# [Requirement]
Will you quote all of the entries, word for word?

=====

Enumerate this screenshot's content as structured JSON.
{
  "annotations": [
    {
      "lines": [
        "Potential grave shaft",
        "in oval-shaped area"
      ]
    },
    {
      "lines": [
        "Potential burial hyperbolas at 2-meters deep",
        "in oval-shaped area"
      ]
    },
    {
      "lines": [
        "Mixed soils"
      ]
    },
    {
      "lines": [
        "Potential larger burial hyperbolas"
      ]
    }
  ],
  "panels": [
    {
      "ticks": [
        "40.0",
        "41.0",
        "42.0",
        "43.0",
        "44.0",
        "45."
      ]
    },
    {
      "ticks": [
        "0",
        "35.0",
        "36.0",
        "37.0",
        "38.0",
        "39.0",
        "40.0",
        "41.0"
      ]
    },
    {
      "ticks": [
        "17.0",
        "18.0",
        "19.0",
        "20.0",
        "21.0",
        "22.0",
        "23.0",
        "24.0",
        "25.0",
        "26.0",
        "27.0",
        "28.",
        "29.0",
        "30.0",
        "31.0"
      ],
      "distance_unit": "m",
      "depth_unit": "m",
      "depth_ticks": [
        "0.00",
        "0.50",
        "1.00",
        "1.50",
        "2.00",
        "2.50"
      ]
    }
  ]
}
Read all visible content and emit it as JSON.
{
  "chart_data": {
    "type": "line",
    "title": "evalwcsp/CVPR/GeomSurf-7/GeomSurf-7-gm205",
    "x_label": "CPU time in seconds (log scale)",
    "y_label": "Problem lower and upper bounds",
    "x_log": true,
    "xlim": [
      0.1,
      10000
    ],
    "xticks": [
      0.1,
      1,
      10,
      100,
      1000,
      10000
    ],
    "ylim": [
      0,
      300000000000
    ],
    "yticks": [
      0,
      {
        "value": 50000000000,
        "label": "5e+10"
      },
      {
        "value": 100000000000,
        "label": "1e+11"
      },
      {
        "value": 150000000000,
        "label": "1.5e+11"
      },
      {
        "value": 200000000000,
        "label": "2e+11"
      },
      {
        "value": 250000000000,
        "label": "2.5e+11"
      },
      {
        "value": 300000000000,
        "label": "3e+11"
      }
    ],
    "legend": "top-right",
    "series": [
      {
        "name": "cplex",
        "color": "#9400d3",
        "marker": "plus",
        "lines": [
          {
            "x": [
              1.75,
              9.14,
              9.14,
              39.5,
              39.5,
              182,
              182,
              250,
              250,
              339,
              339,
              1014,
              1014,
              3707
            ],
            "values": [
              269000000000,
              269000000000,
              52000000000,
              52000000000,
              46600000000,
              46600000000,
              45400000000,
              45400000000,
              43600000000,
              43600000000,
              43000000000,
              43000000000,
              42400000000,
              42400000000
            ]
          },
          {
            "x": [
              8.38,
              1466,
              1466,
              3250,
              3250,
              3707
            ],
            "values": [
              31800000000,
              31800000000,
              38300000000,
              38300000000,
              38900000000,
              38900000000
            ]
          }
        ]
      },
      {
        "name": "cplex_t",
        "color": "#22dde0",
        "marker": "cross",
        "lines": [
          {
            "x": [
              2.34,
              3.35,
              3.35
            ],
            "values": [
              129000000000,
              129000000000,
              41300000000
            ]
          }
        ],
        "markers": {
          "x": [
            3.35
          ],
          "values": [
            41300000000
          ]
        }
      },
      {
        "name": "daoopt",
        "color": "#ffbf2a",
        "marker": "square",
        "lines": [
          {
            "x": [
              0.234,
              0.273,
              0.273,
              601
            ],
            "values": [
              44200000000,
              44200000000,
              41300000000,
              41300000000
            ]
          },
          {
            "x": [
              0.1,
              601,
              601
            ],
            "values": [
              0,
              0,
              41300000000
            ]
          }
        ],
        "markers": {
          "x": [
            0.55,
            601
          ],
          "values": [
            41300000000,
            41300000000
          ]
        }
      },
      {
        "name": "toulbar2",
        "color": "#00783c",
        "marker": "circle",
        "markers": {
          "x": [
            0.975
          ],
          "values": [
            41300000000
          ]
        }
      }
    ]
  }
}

=====

# [Solution to the problem]
Enumerate this screenshot's content as structured JSON.
{
  "annotations": [
    {
      "lines": [
        "Potential grave shaft",
        "in oval-shaped area"
      ]
    },
    {
      "lines": [
        "Potential burial hyperbolas at 2-meters deep",
        "in oval-shaped area"
      ]
    },
    {
      "lines": [
        "Mixed soils"
      ]
    },
    {
      "lines": [
        "Potential larger burial hyperbolas"
      ]
    }
  ],
  "panels": [
    {
      "ticks": [
        "40.0",
        "41.0",
        "42.0",
        "43.0",
        "44.0",
        "45."
      ]
    },
    {
      "ticks": [
        "0",
        "35.0",
        "36.0",
        "37.0",
        "38.0",
        "39.0",
        "40.0",
        "41.0"
      ]
    },
    {
      "ticks": [
        "17.0",
        "18.0",
        "19.0",
        "20.0",
        "21.0",
        "22.0",
        "23.0",
        "24.0",
        "25.0",
        "26.0",
        "27.0",
        "28.",
        "29.0",
        "30.0",
        "31.0"
      ],
      "distance_unit": "m",
      "depth_unit": "m",
      "depth_ticks": [
        "0.00",
        "0.50",
        "1.00",
        "1.50",
        "2.00",
        "2.50"
      ]
    }
  ]
}
Read all visible content and emit it as JSON.
{
  "chart_data": {
    "type": "line",
    "title": "evalwcsp/CVPR/GeomSurf-7/GeomSurf-7-gm205",
    "x_label": "CPU time in seconds (log scale)",
    "y_label": "Problem lower and upper bounds",
    "x_log": true,
    "xlim": [
      0.1,
      10000
    ],
    "xticks": [
      0.1,
      1,
      10,
      100,
      1000,
      10000
    ],
    "ylim": [
      0,
      300000000000
    ],
    "yticks": [
      0,
      {
        "value": 50000000000,
        "label": "5e+10"
      },
      {
        "value": 100000000000,
        "label": "1e+11"
      },
      {
        "value": 150000000000,
        "label": "1.5e+11"
      },
      {
        "value": 200000000000,
        "label": "2e+11"
      },
      {
        "value": 250000000000,
        "label": "2.5e+11"
      },
      {
        "value": 300000000000,
        "label": "3e+11"
      }
    ],
    "legend": "top-right",
    "series": [
      {
        "name": "cplex",
        "color": "#9400d3",
        "marker": "plus",
        "lines": [
          {
            "x": [
              1.75,
              9.14,
              9.14,
              39.5,
              39.5,
              182,
              182,
              250,
              250,
              339,
              339,
              1014,
              1014,
              3707
            ],
            "values": [
              269000000000,
              269000000000,
              52000000000,
              52000000000,
              46600000000,
              46600000000,
              45400000000,
              45400000000,
              43600000000,
              43600000000,
              43000000000,
              43000000000,
              42400000000,
              42400000000
            ]
          },
          {
            "x": [
              8.38,
              1466,
              1466,
              3250,
              3250,
              3707
            ],
            "values": [
              31800000000,
              31800000000,
              38300000000,
              38300000000,
              38900000000,
              38900000000
            ]
          }
        ]
      },
      {
        "name": "cplex_t",
        "color": "#22dde0",
        "marker": "cross",
        "lines": [
          {
            "x": [
              2.34,
              3.35,
              3.35
            ],
            "values": [
              129000000000,
              129000000000,
              41300000000
            ]
          }
        ],
        "markers": {
          "x": [
            3.35
          ],
          "values": [
            41300000000
          ]
        }
      },
      {
        "name": "daoopt",
        "color": "#ffbf2a",
        "marker": "square",
        "lines": [
          {
            "x": [
              0.234,
              0.273,
              0.273,
              601
            ],
            "values": [
              44200000000,
              44200000000,
              41300000000,
              41300000000
            ]
          },
          {
            "x": [
              0.1,
              601,
              601
            ],
            "values": [
              0,
              0,
              41300000000
            ]
          }
        ],
        "markers": {
          "x": [
            0.55,
            601
          ],
          "values": [
            41300000000,
            41300000000
          ]
        }
      },
      {
        "name": "toulbar2",
        "color": "#00783c",
        "marker": "circle",
        "markers": {
          "x": [
            0.975
          ],
          "values": [
            41300000000
          ]
        }
      }
    ]
  }
}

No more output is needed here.